WHAT IS REQUIRED> Take every line from the listing below that contains "Sentiment".

EXTRACTED DATA>
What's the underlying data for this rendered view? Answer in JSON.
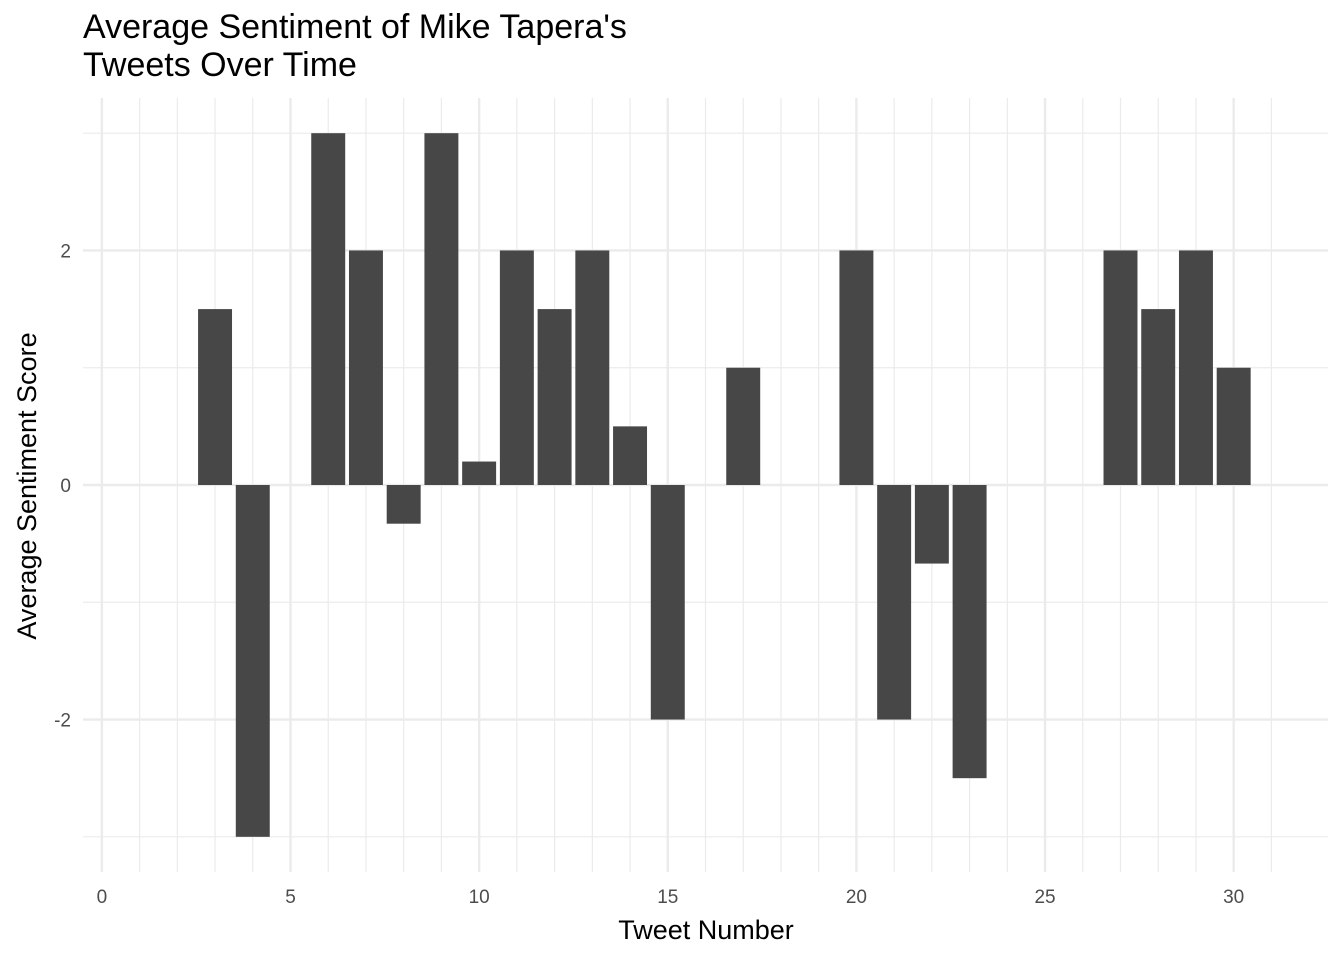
{
  "chart_data": {
    "type": "bar",
    "title_lines": [
      "Average Sentiment of Mike Tapera's",
      "Tweets Over Time"
    ],
    "xlabel": "Tweet Number",
    "ylabel": "Average Sentiment Score",
    "x": [
      3,
      4,
      6,
      7,
      8,
      9,
      10,
      11,
      12,
      13,
      14,
      15,
      17,
      20,
      21,
      22,
      23,
      27,
      28,
      29,
      30
    ],
    "values": [
      1.5,
      -3,
      3,
      2,
      -0.33,
      3,
      0.2,
      2,
      1.5,
      2,
      0.5,
      -2,
      1,
      2,
      -2,
      -0.67,
      -2.5,
      2,
      1.5,
      2,
      1
    ],
    "xlim": [
      -0.5,
      32.5
    ],
    "ylim": [
      -3.3,
      3.3
    ],
    "xticks": [
      0,
      5,
      10,
      15,
      20,
      25,
      30
    ],
    "xtick_labels": [
      "0",
      "5",
      "10",
      "15",
      "20",
      "25",
      "30"
    ],
    "yticks": [
      -2,
      0,
      2
    ],
    "ytick_labels": [
      "-2",
      "0",
      "2"
    ],
    "grid": true,
    "bar_color": "#474747",
    "grid_color": "#ebebeb"
  }
}
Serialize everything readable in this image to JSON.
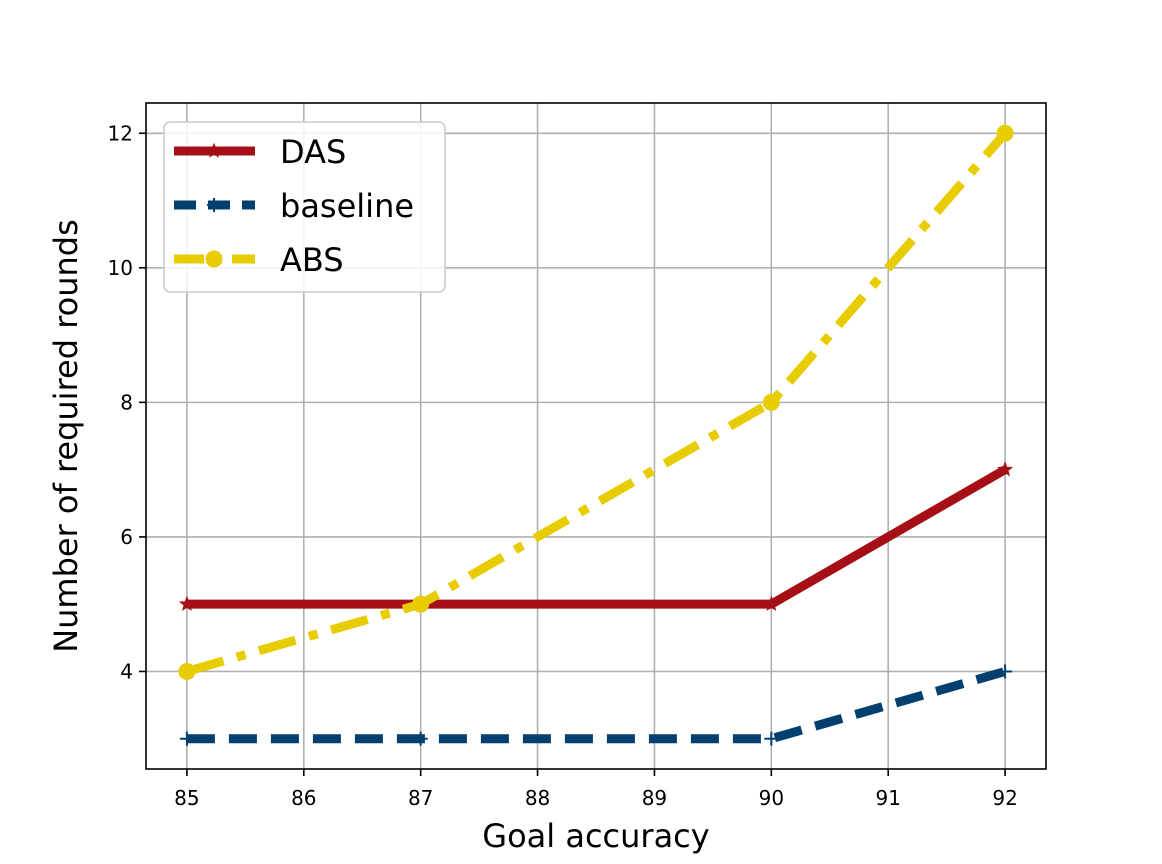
{
  "chart_data": {
    "type": "line",
    "xlabel": "Goal accuracy",
    "ylabel": "Number of required rounds",
    "xlim": [
      84.65,
      92.35
    ],
    "ylim": [
      2.55,
      12.45
    ],
    "x_ticks": [
      85,
      86,
      87,
      88,
      89,
      90,
      91,
      92
    ],
    "y_ticks": [
      4,
      6,
      8,
      10,
      12
    ],
    "grid": true,
    "legend_position": "top-left",
    "series": [
      {
        "name": "DAS",
        "x": [
          85,
          87,
          90,
          92
        ],
        "values": [
          5,
          5,
          5,
          7
        ],
        "color": "#a50f15",
        "line_style": "solid",
        "marker": "star"
      },
      {
        "name": "baseline",
        "x": [
          85,
          87,
          90,
          92
        ],
        "values": [
          3,
          3,
          3,
          4
        ],
        "color": "#003f6e",
        "line_style": "dashed",
        "marker": "plus"
      },
      {
        "name": "ABS",
        "x": [
          85,
          87,
          90,
          92
        ],
        "values": [
          4,
          5,
          8,
          12
        ],
        "color": "#e6cc00",
        "line_style": "dashdot",
        "marker": "circle"
      }
    ]
  }
}
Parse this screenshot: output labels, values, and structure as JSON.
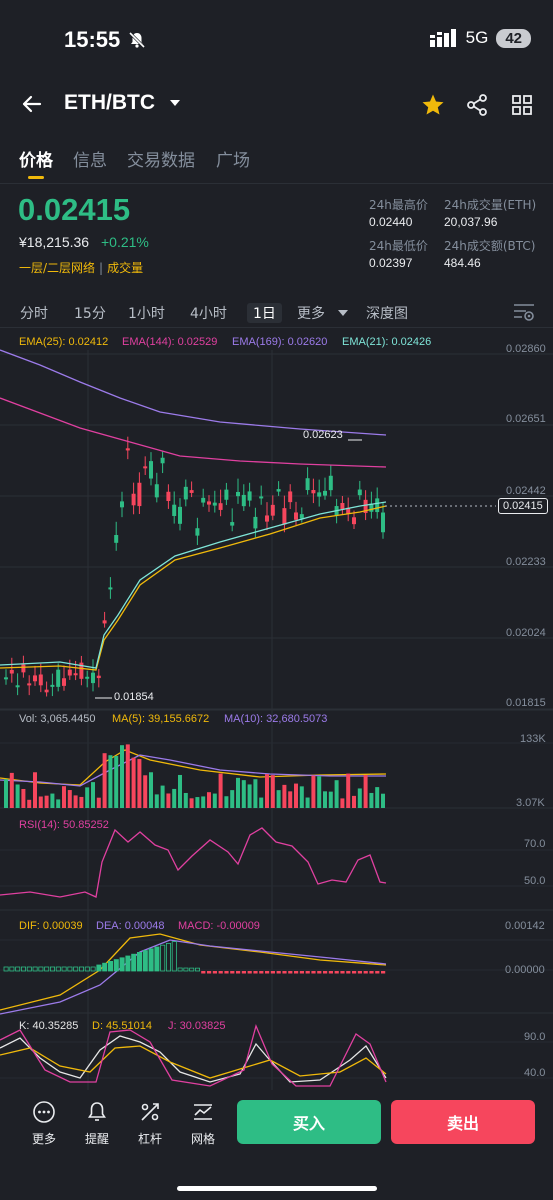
{
  "status": {
    "time": "15:55",
    "network": "5G",
    "battery": "42"
  },
  "header": {
    "pair": "ETH/BTC"
  },
  "tabs": [
    {
      "label": "价格"
    },
    {
      "label": "信息"
    },
    {
      "label": "交易数据"
    },
    {
      "label": "广场"
    }
  ],
  "price": {
    "last": "0.02415",
    "fiat": "¥18,215.36",
    "change": "+0.21%",
    "link1": "一层/二层网络",
    "link2": "成交量"
  },
  "stats": {
    "high_label": "24h最高价",
    "high_value": "0.02440",
    "vol_eth_label": "24h成交量(ETH)",
    "vol_eth_value": "20,037.96",
    "low_label": "24h最低价",
    "low_value": "0.02397",
    "vol_btc_label": "24h成交额(BTC)",
    "vol_btc_value": "484.46"
  },
  "intervals": [
    "分时",
    "15分",
    "1小时",
    "4小时",
    "1日",
    "更多",
    "深度图"
  ],
  "ema_legend": {
    "ema25": "EMA(25): 0.02412",
    "ema144": "EMA(144): 0.02529",
    "ema169": "EMA(169): 0.02620",
    "ema21": "EMA(21): 0.02426"
  },
  "price_axis": [
    "0.02860",
    "0.02651",
    "0.02442",
    "0.02233",
    "0.02024",
    "0.01815"
  ],
  "current_price_tag": "0.02415",
  "annotations": {
    "high": "0.02623",
    "low": "0.01854"
  },
  "volume_legend": {
    "vol": "Vol: 3,065.4450",
    "ma5": "MA(5): 39,155.6672",
    "ma10": "MA(10): 32,680.5073"
  },
  "volume_axis": [
    "133K",
    "3.07K"
  ],
  "rsi_legend": "RSI(14): 50.85252",
  "rsi_axis": [
    "70.0",
    "50.0"
  ],
  "macd_legend": {
    "dif": "DIF: 0.00039",
    "dea": "DEA: 0.00048",
    "macd": "MACD: -0.00009"
  },
  "macd_axis": [
    "0.00142",
    "0.00000"
  ],
  "kdj_legend": {
    "k": "K: 40.35285",
    "d": "D: 45.51014",
    "j": "J: 30.03825"
  },
  "kdj_axis": [
    "90.0",
    "40.0"
  ],
  "bottom": {
    "more": "更多",
    "alert": "提醒",
    "leverage": "杠杆",
    "grid": "网格",
    "buy": "买入",
    "sell": "卖出"
  },
  "colors": {
    "up": "#2ebd85",
    "down": "#f6465d",
    "accent": "#f0b90b"
  }
}
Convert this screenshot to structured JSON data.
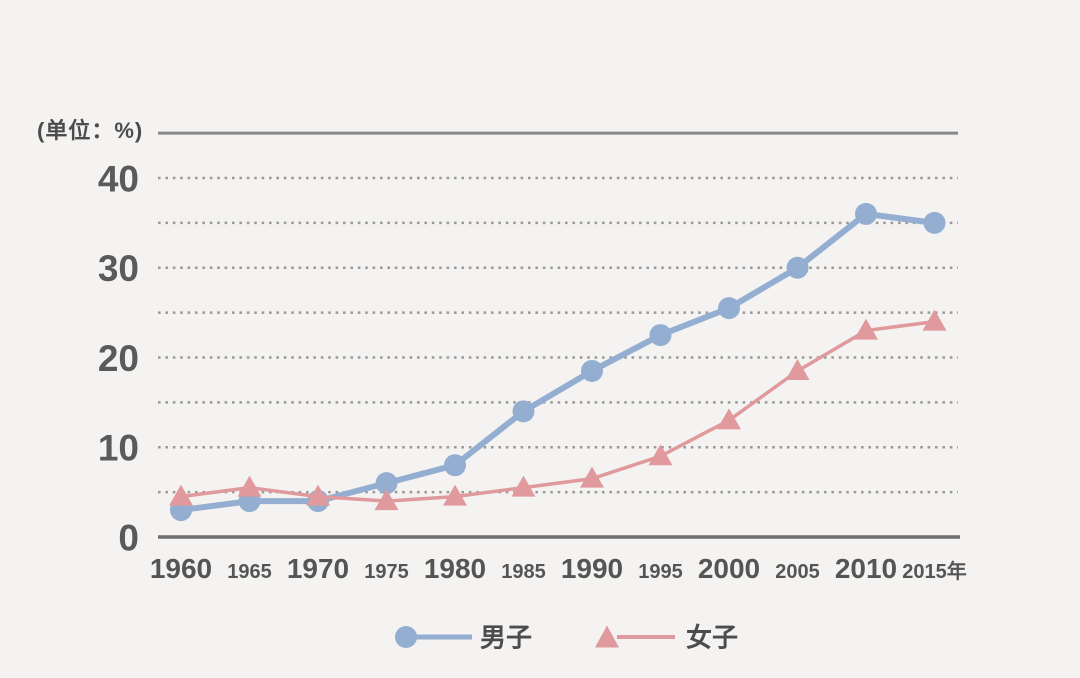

CORRECT ANSWER>
      "Average Sentiment of Mike Tapera's",
    "ylabel": "Average Sentiment Score",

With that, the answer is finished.